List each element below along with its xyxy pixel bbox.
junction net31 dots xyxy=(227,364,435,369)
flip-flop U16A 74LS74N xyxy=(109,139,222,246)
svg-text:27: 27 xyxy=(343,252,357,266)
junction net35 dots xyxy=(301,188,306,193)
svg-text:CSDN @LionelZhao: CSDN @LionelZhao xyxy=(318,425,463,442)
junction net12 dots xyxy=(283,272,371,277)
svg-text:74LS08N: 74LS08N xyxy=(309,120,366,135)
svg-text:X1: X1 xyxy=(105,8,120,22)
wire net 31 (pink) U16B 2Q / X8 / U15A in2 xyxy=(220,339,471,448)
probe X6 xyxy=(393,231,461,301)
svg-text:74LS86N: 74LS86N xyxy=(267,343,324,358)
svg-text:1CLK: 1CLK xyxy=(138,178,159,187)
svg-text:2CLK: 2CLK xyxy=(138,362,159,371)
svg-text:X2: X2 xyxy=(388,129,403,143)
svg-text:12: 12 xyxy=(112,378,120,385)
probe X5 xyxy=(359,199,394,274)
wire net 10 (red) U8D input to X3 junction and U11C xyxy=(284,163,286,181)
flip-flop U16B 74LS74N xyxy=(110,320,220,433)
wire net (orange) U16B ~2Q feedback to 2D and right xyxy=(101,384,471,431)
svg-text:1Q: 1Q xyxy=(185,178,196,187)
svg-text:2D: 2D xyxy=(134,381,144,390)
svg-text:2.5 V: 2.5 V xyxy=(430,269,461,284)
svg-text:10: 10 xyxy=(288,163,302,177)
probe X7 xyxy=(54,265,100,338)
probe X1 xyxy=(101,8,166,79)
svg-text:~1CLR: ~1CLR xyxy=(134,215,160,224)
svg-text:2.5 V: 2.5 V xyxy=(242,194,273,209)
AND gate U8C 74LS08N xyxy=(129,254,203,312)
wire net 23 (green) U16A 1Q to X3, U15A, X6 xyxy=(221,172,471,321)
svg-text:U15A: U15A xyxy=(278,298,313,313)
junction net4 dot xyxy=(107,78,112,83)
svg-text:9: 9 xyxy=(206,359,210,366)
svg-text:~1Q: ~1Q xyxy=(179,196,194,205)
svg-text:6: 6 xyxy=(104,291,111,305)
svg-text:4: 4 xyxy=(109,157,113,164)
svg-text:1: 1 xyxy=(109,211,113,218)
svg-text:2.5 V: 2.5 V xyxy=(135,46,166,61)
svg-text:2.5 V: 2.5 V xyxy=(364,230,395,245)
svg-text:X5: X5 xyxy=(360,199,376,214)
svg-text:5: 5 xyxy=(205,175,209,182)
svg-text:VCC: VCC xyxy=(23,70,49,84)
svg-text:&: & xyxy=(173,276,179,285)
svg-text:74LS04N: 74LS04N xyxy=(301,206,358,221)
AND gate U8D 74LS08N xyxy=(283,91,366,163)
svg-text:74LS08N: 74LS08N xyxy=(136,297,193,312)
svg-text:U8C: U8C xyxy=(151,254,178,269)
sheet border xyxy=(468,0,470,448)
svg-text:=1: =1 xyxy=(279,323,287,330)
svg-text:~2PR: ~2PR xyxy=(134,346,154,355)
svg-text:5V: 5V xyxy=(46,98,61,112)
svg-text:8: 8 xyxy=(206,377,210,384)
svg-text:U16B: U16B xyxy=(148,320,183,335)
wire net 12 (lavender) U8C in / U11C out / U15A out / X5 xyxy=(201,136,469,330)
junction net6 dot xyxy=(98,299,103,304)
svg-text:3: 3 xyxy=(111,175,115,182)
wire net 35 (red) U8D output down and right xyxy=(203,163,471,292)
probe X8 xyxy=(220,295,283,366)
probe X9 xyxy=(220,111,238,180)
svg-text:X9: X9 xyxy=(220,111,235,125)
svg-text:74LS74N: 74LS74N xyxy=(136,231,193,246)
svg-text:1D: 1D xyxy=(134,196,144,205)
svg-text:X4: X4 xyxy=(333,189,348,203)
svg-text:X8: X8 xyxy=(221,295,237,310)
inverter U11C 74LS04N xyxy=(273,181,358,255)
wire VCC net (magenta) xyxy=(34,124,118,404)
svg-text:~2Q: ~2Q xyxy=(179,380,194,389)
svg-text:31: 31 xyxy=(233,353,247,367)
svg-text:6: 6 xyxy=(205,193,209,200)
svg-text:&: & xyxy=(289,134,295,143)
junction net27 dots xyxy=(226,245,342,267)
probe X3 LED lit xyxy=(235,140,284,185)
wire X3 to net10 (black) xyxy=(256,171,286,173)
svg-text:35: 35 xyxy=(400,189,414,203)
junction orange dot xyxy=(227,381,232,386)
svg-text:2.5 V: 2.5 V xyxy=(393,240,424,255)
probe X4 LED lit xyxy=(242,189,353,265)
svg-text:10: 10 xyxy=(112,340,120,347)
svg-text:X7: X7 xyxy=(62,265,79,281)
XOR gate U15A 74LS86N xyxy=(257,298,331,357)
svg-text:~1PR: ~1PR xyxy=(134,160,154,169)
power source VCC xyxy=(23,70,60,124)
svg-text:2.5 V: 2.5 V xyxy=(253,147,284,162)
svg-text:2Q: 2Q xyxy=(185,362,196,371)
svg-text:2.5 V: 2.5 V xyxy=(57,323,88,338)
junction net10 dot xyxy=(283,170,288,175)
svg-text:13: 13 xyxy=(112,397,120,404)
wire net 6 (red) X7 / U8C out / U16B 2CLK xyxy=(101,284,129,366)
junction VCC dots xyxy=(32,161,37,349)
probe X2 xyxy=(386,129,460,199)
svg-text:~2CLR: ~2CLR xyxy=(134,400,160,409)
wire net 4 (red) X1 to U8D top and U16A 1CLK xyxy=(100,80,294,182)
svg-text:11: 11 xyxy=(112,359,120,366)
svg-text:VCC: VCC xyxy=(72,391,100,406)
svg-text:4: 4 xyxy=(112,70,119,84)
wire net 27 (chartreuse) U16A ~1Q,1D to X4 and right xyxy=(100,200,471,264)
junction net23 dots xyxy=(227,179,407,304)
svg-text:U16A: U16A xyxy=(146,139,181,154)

→ **Given task**: Edit the rows above so that "probe" becomes "test point" wherever it appears, and copy everything else in them unchanged.

→ **Complete answer**:
List each element below along with its xyxy pixel bbox.
junction net31 dots xyxy=(227,364,435,369)
flip-flop U16A 74LS74N xyxy=(109,139,222,246)
svg-text:27: 27 xyxy=(343,252,357,266)
junction net35 dots xyxy=(301,188,306,193)
svg-text:CSDN @LionelZhao: CSDN @LionelZhao xyxy=(318,425,463,442)
junction net12 dots xyxy=(283,272,371,277)
svg-text:74LS08N: 74LS08N xyxy=(309,120,366,135)
svg-text:X1: X1 xyxy=(105,8,120,22)
wire net 31 (pink) U16B 2Q / X8 / U15A in2 xyxy=(220,339,471,448)
test point X6 xyxy=(393,231,461,301)
svg-text:74LS86N: 74LS86N xyxy=(267,343,324,358)
svg-text:1CLK: 1CLK xyxy=(138,178,159,187)
svg-text:2CLK: 2CLK xyxy=(138,362,159,371)
svg-text:X2: X2 xyxy=(388,129,403,143)
svg-text:12: 12 xyxy=(112,378,120,385)
test point X5 xyxy=(359,199,394,274)
wire net 10 (red) U8D input to X3 junction and U11C xyxy=(284,163,286,181)
flip-flop U16B 74LS74N xyxy=(110,320,220,433)
wire net (orange) U16B ~2Q feedback to 2D and right xyxy=(101,384,471,431)
svg-text:1Q: 1Q xyxy=(185,178,196,187)
svg-text:2D: 2D xyxy=(134,381,144,390)
svg-text:2.5 V: 2.5 V xyxy=(430,269,461,284)
svg-text:10: 10 xyxy=(288,163,302,177)
test point X7 xyxy=(54,265,100,338)
test point X1 xyxy=(101,8,166,79)
svg-text:~1CLR: ~1CLR xyxy=(134,215,160,224)
svg-text:2.5 V: 2.5 V xyxy=(242,194,273,209)
AND gate U8C 74LS08N xyxy=(129,254,203,312)
wire net 23 (green) U16A 1Q to X3, U15A, X6 xyxy=(221,172,471,321)
svg-text:U15A: U15A xyxy=(278,298,313,313)
junction net4 dot xyxy=(107,78,112,83)
svg-text:9: 9 xyxy=(206,359,210,366)
svg-text:~1Q: ~1Q xyxy=(179,196,194,205)
svg-text:6: 6 xyxy=(104,291,111,305)
svg-text:4: 4 xyxy=(109,157,113,164)
svg-text:1: 1 xyxy=(109,211,113,218)
svg-text:2.5 V: 2.5 V xyxy=(135,46,166,61)
svg-text:2.5 V: 2.5 V xyxy=(364,230,395,245)
svg-text:X5: X5 xyxy=(360,199,376,214)
svg-text:5: 5 xyxy=(205,175,209,182)
svg-text:VCC: VCC xyxy=(23,70,49,84)
svg-text:&: & xyxy=(173,276,179,285)
svg-text:74LS04N: 74LS04N xyxy=(301,206,358,221)
AND gate U8D 74LS08N xyxy=(283,91,366,163)
svg-text:74LS08N: 74LS08N xyxy=(136,297,193,312)
svg-text:U8C: U8C xyxy=(151,254,178,269)
sheet border xyxy=(468,0,470,448)
svg-text:=1: =1 xyxy=(279,323,287,330)
svg-text:~2PR: ~2PR xyxy=(134,346,154,355)
svg-text:5V: 5V xyxy=(46,98,61,112)
svg-text:8: 8 xyxy=(206,377,210,384)
svg-text:U16B: U16B xyxy=(148,320,183,335)
wire net 12 (lavender) U8C in / U11C out / U15A out / X5 xyxy=(201,136,469,330)
junction net6 dot xyxy=(98,299,103,304)
svg-text:3: 3 xyxy=(111,175,115,182)
wire net 35 (red) U8D output down and right xyxy=(203,163,471,292)
test point X8 xyxy=(220,295,283,366)
test point X9 xyxy=(220,111,238,180)
svg-text:X9: X9 xyxy=(220,111,235,125)
svg-text:74LS74N: 74LS74N xyxy=(136,231,193,246)
svg-text:1D: 1D xyxy=(134,196,144,205)
svg-text:X4: X4 xyxy=(333,189,348,203)
svg-text:X8: X8 xyxy=(221,295,237,310)
inverter U11C 74LS04N xyxy=(273,181,358,255)
wire VCC net (magenta) xyxy=(34,124,118,404)
svg-text:~2Q: ~2Q xyxy=(179,380,194,389)
svg-text:31: 31 xyxy=(233,353,247,367)
svg-text:6: 6 xyxy=(205,193,209,200)
svg-text:&: & xyxy=(289,134,295,143)
junction net27 dots xyxy=(226,245,342,267)
test point X3 LED lit xyxy=(235,140,284,185)
wire X3 to net10 (black) xyxy=(256,171,286,173)
svg-text:35: 35 xyxy=(400,189,414,203)
junction orange dot xyxy=(227,381,232,386)
svg-text:2.5 V: 2.5 V xyxy=(393,240,424,255)
test point X4 LED lit xyxy=(242,189,353,265)
svg-text:10: 10 xyxy=(112,340,120,347)
svg-text:X7: X7 xyxy=(62,265,79,281)
XOR gate U15A 74LS86N xyxy=(257,298,331,357)
svg-text:~1PR: ~1PR xyxy=(134,160,154,169)
power source VCC xyxy=(23,70,60,124)
svg-text:2.5 V: 2.5 V xyxy=(253,147,284,162)
svg-text:2Q: 2Q xyxy=(185,362,196,371)
svg-text:2.5 V: 2.5 V xyxy=(57,323,88,338)
junction net10 dot xyxy=(283,170,288,175)
svg-text:13: 13 xyxy=(112,397,120,404)
wire net 6 (red) X7 / U8C out / U16B 2CLK xyxy=(101,284,129,366)
junction VCC dots xyxy=(32,161,37,349)
test point X2 xyxy=(386,129,460,199)
svg-text:~2CLR: ~2CLR xyxy=(134,400,160,409)
wire net 4 (red) X1 to U8D top and U16A 1CLK xyxy=(100,80,294,182)
svg-text:11: 11 xyxy=(112,359,120,366)
svg-text:VCC: VCC xyxy=(72,391,100,406)
svg-text:4: 4 xyxy=(112,70,119,84)
wire net 27 (chartreuse) U16A ~1Q,1D to X4 and right xyxy=(100,200,471,264)
junction net23 dots xyxy=(227,179,407,304)
svg-text:U16A: U16A xyxy=(146,139,181,154)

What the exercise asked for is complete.